─── Dataset ───

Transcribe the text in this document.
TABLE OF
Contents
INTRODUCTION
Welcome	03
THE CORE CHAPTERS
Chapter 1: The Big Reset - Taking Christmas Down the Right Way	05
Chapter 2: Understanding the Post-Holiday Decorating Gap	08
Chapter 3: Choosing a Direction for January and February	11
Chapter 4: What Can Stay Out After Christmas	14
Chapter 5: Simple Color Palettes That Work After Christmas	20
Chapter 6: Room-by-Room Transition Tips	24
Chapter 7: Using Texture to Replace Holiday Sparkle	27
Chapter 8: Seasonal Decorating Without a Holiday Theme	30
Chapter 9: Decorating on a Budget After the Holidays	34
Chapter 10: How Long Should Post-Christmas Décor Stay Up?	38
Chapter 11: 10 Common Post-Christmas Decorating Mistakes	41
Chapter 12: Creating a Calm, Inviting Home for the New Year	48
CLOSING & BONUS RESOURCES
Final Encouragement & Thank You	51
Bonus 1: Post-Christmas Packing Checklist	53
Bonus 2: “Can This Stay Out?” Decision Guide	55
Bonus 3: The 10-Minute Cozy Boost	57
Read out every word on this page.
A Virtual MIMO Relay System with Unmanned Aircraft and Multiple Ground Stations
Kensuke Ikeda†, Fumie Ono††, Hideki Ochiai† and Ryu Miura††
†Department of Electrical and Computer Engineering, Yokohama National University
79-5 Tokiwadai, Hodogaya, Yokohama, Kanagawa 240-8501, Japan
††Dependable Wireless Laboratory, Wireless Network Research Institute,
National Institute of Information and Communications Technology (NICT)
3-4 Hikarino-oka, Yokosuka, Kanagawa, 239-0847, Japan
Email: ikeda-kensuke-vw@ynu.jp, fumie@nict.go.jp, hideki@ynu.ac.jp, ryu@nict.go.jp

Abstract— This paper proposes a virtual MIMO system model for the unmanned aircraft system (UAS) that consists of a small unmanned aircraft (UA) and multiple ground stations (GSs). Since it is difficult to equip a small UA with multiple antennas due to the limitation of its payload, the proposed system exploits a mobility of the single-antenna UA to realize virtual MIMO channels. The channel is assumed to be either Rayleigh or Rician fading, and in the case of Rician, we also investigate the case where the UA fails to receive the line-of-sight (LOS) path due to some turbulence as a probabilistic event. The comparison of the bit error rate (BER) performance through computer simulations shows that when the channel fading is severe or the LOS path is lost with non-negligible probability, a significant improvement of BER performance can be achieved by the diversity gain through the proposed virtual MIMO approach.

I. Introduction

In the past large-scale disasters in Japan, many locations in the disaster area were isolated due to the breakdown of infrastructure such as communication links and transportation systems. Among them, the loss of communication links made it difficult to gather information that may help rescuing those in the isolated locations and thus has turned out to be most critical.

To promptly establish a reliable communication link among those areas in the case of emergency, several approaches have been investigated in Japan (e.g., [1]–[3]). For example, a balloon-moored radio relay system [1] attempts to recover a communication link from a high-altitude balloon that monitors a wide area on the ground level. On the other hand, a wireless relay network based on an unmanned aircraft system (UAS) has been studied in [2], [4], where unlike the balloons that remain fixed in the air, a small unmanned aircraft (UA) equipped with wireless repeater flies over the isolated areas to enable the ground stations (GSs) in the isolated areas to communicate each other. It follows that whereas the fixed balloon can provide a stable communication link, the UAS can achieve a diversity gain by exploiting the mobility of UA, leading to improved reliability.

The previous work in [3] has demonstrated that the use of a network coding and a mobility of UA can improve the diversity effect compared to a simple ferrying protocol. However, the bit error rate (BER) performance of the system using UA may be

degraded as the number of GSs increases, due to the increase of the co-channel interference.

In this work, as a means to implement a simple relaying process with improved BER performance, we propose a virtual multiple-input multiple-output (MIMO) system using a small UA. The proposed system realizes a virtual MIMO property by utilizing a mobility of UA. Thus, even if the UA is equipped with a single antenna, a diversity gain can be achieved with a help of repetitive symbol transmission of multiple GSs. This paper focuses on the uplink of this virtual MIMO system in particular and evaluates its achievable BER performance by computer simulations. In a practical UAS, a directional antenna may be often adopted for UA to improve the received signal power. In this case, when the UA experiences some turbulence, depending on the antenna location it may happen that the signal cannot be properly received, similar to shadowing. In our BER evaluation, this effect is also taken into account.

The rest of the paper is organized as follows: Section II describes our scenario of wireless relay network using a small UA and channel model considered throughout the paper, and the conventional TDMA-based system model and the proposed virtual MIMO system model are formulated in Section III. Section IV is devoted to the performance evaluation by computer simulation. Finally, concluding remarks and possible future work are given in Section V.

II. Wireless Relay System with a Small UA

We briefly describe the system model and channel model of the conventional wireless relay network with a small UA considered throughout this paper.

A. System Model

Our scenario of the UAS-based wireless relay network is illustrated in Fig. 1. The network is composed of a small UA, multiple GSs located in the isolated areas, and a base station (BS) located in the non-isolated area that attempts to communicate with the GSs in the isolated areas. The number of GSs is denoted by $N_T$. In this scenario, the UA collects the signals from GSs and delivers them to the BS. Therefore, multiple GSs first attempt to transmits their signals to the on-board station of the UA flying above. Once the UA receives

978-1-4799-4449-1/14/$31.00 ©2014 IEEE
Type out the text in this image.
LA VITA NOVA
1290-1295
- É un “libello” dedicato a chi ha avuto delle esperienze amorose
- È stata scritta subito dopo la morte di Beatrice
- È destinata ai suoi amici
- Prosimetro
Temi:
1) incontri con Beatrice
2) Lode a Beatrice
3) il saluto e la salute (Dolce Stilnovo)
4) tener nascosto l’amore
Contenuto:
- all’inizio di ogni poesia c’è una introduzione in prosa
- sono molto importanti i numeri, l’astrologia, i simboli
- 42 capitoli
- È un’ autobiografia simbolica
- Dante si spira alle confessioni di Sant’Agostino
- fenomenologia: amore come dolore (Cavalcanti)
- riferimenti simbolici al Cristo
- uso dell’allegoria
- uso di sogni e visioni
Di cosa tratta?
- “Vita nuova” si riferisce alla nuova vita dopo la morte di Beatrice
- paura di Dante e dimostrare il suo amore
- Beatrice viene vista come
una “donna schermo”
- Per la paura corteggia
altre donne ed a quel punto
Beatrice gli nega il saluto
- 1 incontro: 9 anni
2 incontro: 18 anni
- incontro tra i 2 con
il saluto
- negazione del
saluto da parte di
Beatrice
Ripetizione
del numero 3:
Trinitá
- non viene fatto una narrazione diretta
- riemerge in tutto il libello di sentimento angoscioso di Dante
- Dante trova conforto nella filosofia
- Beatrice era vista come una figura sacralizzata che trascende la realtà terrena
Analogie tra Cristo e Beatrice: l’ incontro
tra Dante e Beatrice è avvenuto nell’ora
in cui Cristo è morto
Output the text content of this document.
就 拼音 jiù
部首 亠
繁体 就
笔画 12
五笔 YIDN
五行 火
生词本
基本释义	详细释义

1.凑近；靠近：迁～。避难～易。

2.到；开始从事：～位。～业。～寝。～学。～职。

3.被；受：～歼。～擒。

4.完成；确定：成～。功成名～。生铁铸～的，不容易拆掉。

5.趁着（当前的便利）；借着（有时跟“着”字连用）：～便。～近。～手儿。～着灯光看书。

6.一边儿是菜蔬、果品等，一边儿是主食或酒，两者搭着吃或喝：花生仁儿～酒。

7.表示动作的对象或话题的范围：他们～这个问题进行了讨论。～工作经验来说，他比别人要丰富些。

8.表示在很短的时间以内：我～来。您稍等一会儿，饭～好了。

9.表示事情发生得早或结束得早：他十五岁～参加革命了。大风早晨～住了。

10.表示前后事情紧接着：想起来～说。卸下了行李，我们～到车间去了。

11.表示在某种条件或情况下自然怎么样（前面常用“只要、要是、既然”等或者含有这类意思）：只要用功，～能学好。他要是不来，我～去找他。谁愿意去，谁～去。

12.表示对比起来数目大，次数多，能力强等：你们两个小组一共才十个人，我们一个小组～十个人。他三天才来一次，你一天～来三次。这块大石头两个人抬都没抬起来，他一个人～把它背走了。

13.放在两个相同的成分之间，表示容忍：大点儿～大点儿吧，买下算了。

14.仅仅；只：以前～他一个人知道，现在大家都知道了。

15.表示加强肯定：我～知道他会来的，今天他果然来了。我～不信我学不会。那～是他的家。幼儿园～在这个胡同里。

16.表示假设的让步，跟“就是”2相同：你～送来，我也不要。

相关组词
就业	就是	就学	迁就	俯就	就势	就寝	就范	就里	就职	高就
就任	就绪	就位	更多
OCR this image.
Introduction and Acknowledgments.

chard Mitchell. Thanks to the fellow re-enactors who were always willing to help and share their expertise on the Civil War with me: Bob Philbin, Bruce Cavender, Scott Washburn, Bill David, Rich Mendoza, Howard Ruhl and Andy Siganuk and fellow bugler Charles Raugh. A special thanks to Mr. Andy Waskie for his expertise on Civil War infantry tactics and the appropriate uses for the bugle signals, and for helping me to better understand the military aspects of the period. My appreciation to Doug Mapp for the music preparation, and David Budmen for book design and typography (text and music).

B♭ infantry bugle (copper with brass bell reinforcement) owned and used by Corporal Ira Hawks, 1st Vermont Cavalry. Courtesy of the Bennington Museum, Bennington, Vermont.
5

───

[Set task] Only the lines from the one containing "Output the text content of this document." through the end of the entries above belong in the answer; repeat them exactly.

[Task solution]
Output the text content of this document.
就 拼音 jiù
部首 亠
繁体 就
笔画 12
五笔 YIDN
五行 火
生词本
基本释义	详细释义

1.凑近；靠近：迁～。避难～易。

2.到；开始从事：～位。～业。～寝。～学。～职。

3.被；受：～歼。～擒。

4.完成；确定：成～。功成名～。生铁铸～的，不容易拆掉。

5.趁着（当前的便利）；借着（有时跟“着”字连用）：～便。～近。～手儿。～着灯光看书。

6.一边儿是菜蔬、果品等，一边儿是主食或酒，两者搭着吃或喝：花生仁儿～酒。

7.表示动作的对象或话题的范围：他们～这个问题进行了讨论。～工作经验来说，他比别人要丰富些。

8.表示在很短的时间以内：我～来。您稍等一会儿，饭～好了。

9.表示事情发生得早或结束得早：他十五岁～参加革命了。大风早晨～住了。

10.表示前后事情紧接着：想起来～说。卸下了行李，我们～到车间去了。

11.表示在某种条件或情况下自然怎么样（前面常用“只要、要是、既然”等或者含有这类意思）：只要用功，～能学好。他要是不来，我～去找他。谁愿意去，谁～去。

12.表示对比起来数目大，次数多，能力强等：你们两个小组一共才十个人，我们一个小组～十个人。他三天才来一次，你一天～来三次。这块大石头两个人抬都没抬起来，他一个人～把它背走了。

13.放在两个相同的成分之间，表示容忍：大点儿～大点儿吧，买下算了。

14.仅仅；只：以前～他一个人知道，现在大家都知道了。

15.表示加强肯定：我～知道他会来的，今天他果然来了。我～不信我学不会。那～是他的家。幼儿园～在这个胡同里。

16.表示假设的让步，跟“就是”2相同：你～送来，我也不要。

相关组词
就业	就是	就学	迁就	俯就	就势	就寝	就范	就里	就职	高就
就任	就绪	就位	更多
OCR this image.
Introduction and Acknowledgments.

chard Mitchell. Thanks to the fellow re-enactors who were always willing to help and share their expertise on the Civil War with me: Bob Philbin, Bruce Cavender, Scott Washburn, Bill David, Rich Mendoza, Howard Ruhl and Andy Siganuk and fellow bugler Charles Raugh. A special thanks to Mr. Andy Waskie for his expertise on Civil War infantry tactics and the appropriate uses for the bugle signals, and for helping me to better understand the military aspects of the period. My appreciation to Doug Mapp for the music preparation, and David Budmen for book design and typography (text and music).

B♭ infantry bugle (copper with brass bell reinforcement) owned and used by Corporal Ira Hawks, 1st Vermont Cavalry. Courtesy of the Bennington Museum, Bennington, Vermont.
5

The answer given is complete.